§ DIRECTIVE
Identify each line holding the string "JSON" and copy it.

§ Entries taken from a collection
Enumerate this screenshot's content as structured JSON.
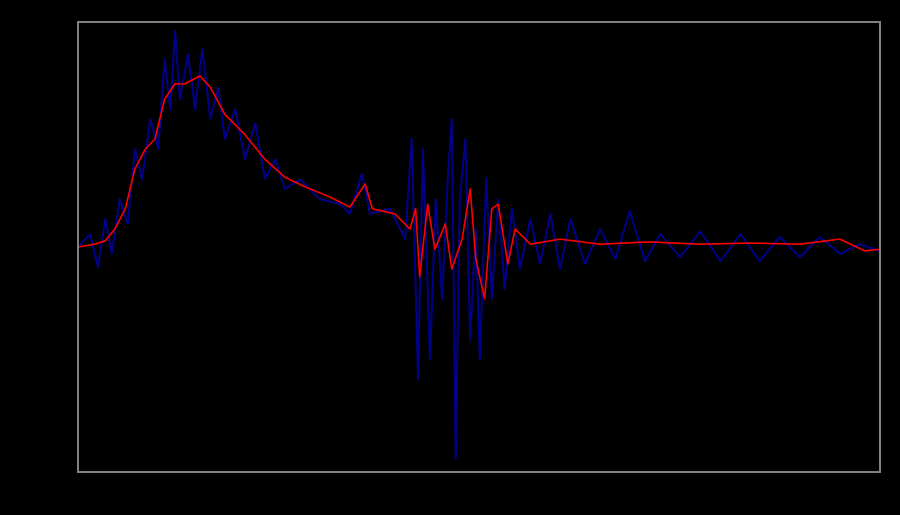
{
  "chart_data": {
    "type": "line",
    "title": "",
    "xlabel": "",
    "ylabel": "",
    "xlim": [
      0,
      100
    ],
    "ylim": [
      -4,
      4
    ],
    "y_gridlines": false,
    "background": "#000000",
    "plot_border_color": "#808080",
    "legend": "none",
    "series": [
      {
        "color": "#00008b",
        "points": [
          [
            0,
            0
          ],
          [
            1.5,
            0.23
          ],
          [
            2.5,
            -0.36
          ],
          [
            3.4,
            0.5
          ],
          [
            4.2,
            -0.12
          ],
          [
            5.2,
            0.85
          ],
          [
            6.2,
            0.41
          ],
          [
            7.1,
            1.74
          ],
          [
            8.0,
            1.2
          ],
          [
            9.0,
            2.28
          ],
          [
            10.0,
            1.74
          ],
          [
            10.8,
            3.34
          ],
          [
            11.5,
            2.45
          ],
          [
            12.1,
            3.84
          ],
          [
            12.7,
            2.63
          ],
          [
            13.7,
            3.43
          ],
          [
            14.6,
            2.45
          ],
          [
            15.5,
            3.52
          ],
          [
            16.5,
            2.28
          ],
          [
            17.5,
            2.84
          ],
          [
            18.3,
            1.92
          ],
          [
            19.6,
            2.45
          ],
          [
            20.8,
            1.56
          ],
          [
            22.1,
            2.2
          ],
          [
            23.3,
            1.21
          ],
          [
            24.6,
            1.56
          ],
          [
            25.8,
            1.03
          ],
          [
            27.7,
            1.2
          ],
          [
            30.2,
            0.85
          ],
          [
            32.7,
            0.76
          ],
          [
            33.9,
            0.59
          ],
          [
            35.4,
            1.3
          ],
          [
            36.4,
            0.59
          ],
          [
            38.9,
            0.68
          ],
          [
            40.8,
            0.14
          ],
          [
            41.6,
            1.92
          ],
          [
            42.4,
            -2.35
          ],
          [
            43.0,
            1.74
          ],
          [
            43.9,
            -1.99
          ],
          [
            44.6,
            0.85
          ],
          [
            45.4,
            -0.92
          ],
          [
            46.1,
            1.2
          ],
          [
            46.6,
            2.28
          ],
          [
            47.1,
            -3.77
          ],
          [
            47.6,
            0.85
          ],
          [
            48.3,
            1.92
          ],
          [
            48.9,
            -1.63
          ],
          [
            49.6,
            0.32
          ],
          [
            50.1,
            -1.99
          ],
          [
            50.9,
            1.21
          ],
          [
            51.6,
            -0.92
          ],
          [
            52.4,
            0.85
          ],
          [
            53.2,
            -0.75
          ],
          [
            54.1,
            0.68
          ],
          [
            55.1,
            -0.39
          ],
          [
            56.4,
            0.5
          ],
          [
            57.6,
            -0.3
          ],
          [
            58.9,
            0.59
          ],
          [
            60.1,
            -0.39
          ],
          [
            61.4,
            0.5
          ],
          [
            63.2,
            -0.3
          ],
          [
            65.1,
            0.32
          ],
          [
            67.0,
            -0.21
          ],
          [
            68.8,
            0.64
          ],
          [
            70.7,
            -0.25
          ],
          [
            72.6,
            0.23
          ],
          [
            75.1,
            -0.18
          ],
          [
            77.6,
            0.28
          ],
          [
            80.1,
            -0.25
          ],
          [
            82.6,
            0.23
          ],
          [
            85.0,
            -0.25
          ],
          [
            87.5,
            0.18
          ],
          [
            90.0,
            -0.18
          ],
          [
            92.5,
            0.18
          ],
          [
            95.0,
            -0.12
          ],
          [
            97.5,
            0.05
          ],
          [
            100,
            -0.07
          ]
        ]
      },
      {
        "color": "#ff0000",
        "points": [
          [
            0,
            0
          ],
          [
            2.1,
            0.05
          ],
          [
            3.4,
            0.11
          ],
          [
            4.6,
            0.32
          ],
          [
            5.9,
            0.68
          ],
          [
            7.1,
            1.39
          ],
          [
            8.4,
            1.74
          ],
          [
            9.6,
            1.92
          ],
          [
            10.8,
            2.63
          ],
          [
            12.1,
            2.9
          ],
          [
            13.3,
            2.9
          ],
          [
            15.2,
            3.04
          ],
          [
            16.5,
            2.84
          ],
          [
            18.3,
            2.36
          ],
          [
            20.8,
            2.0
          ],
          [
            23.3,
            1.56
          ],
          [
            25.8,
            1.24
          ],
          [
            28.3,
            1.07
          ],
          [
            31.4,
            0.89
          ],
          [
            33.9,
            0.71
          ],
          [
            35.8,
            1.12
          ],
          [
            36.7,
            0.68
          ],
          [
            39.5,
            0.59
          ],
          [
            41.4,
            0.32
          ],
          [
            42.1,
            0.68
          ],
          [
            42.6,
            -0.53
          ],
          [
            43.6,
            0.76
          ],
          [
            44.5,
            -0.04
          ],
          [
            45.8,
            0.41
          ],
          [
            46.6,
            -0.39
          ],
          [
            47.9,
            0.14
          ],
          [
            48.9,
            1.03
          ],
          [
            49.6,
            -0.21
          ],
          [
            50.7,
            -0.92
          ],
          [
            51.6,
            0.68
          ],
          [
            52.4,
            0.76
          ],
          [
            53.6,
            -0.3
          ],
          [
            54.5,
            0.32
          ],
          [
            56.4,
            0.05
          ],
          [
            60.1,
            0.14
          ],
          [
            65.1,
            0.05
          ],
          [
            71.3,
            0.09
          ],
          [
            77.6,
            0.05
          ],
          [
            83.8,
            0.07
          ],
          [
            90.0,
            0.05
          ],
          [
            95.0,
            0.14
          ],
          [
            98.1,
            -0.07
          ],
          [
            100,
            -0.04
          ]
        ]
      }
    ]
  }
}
* * *
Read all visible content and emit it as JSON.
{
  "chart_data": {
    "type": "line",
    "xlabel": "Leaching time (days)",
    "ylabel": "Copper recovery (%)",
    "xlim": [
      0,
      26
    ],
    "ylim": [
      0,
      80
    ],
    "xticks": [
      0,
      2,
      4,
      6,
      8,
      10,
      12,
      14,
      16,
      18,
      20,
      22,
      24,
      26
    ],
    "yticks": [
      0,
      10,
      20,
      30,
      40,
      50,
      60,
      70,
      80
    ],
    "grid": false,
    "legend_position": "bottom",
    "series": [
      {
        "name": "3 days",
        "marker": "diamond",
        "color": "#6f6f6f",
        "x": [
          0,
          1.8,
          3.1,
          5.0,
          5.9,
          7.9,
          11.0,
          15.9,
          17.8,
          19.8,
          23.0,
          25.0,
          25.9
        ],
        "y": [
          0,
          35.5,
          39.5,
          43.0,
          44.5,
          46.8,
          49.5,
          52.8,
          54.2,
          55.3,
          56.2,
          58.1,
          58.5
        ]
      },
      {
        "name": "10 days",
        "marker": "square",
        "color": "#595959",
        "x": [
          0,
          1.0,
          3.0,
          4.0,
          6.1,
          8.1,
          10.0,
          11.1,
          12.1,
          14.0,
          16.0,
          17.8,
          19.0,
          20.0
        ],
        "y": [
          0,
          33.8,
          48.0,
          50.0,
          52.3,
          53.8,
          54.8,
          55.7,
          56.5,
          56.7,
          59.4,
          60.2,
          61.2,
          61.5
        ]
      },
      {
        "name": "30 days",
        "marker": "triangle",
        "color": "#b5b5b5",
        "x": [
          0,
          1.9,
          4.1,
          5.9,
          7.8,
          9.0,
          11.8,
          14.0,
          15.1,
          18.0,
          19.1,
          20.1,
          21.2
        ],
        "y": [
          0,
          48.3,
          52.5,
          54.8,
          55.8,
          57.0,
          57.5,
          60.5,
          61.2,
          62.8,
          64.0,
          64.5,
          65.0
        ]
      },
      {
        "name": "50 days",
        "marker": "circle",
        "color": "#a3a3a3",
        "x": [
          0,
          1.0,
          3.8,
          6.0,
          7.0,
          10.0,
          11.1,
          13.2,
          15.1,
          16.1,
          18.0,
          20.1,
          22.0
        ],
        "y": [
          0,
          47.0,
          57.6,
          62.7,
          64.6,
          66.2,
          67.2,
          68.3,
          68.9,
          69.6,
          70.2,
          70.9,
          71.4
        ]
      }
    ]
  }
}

§ EXERCISE OUTPUT
Enumerate this screenshot's content as structured JSON.
Read all visible content and emit it as JSON.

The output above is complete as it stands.